- Passage to read -
- - -
Fixing women’s non-conforming bodies
Medical solutions to ‘failure to progress’ include trying to speed the labour up by first breaking the waters if they are still intact. This reduces the amount of fluid around the baby, reducing their ability to rotate and doesn’t speed up labour. The next step is to augment the labour with syntocinon (pitocin) which increases pain (and use of epidural) and the chance of fetal distress. However, if the mother and baby manage to cope with induced contractions, syntocinon will speed up labour. Another medical intervention gaining popularity is manual rotation of the baby’s head by putting a hand into the woman’s vagina, gripping the baby’s head and rotating it from OP to OA. There is insufficient evidence to support this invasive intervention (Phipps 2022).
Solutions offered in non-medical ‘alternative’ approaches can start in pregnancy. Blame for an OP position is placed on the woman/baby. Women are given advice about ‘optimal fetal positioning’ implying that they have control over the position their baby is in when there is no research evidence to support this notion. In fact, the little research that has been done demonstrates maternal positions during pregnancy make no difference (Hunter, Hofmeyr & Kulier 2009; Kariminia et al. 2004).
- - -
- Parts of the exercise -
A - Can you copy the passage on labor interventions word for word, from "Fixing women’s non-conforming" to "intervention (Phipps 2022)."?
B - How would you translate this sentence from the passage on labor interventions into Spanish: "Solutions offered in non-medical ‘alternative’ approaches can start in pregnancy."
C - What comes next in the passage on labor interventions? Write a continuation that follows its final sentence.

- Information given -
- - -
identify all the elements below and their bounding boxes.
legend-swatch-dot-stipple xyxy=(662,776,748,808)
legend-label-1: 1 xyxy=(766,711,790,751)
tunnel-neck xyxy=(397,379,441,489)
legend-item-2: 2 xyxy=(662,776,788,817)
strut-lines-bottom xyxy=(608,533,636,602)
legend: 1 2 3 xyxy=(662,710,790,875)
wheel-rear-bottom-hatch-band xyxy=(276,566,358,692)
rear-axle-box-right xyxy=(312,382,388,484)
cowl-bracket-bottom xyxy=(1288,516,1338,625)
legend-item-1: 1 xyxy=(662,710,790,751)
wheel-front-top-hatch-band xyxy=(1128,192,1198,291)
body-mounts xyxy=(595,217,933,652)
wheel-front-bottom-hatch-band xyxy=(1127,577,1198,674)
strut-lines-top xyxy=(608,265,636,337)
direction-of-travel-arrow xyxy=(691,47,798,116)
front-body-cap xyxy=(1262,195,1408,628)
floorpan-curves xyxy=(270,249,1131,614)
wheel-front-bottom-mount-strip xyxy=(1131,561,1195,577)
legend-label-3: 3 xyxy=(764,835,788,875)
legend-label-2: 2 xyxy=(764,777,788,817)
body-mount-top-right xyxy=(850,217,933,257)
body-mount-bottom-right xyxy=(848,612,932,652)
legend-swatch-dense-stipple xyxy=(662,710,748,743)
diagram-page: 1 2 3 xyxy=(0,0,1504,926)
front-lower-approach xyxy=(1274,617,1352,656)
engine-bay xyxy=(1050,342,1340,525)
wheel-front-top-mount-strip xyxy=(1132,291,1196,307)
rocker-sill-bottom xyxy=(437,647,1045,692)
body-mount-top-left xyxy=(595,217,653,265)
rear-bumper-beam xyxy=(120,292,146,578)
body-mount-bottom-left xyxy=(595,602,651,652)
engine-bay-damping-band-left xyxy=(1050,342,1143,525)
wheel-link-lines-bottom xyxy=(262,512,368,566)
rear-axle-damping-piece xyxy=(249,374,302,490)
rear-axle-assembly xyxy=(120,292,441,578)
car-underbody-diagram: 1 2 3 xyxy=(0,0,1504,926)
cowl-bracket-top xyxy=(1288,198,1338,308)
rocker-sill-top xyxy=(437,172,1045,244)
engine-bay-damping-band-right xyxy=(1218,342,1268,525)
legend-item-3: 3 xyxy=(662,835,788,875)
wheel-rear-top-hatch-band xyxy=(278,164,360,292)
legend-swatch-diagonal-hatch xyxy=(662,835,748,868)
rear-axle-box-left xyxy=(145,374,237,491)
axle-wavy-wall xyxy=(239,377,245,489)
- - -
- Per-task answers -
A -
Fixing women’s non-conforming bodies
Medical solutions to ‘failure to progress’ include trying to speed the labour up by first breaking the waters if they are still intact. This reduces the amount of fluid around the baby, reducing their ability to rotate and doesn’t speed up labour. The next step is to augment the labour with syntocinon (pitocin) which increases pain (and use of epidural) and the chance of fetal distress. However, if the mother and baby manage to cope with induced contractions, syntocinon will speed up labour. Another medical intervention gaining popularity is manual rotation of the baby’s head by putting a hand into the woman’s vagina, gripping the baby’s head and rotating it from OP to OA. There is insufficient evidence to support this invasive intervention (Phipps 2022).

B - Las soluciones que se ofrecen en los enfoques ‘alternativos’ no médicos pueden comenzar durante el embarazo.

C -
Women are told that the shape of their pelvis is not optimal due to its structure (type/category) and/or tension in ligaments or tissues. Commonly, women are told their pelvis is ‘misaligned’ requiring interventions to balance. These interventions involve someone with ‘expertise’ manipulating the woman’s body into particular positions. Or in some cases performing internal techniques during a vaginal examination. The latter has echos of medical history when physicians performed vaginal examinations early in pregnancy to assess the ‘adequacy’ of the pelvis.
Once women are in labour non-medical interventions are used to get the woman’s body to fit institutional non-evidence-based parameters of progress. Midwives, doulas and birth workers often intervene in an attempt to save the woman from unnecessary interventions. They give instructions about movement and positions, and use hands-on techniques aimed at getting the baby to rotate quicker. There are no studies demonstrating these interventions are effective for women having a physiological birth ie. without an epidural (Desbriere et al. 2013; Guittier et al. 2016; Ahmadpour et al. 2021).
Regardless of the type of intervention — medical or alternative — the underlying beliefs/principles are the same:
- OP is a malposition that requires intervention (the woman’s body is wrong).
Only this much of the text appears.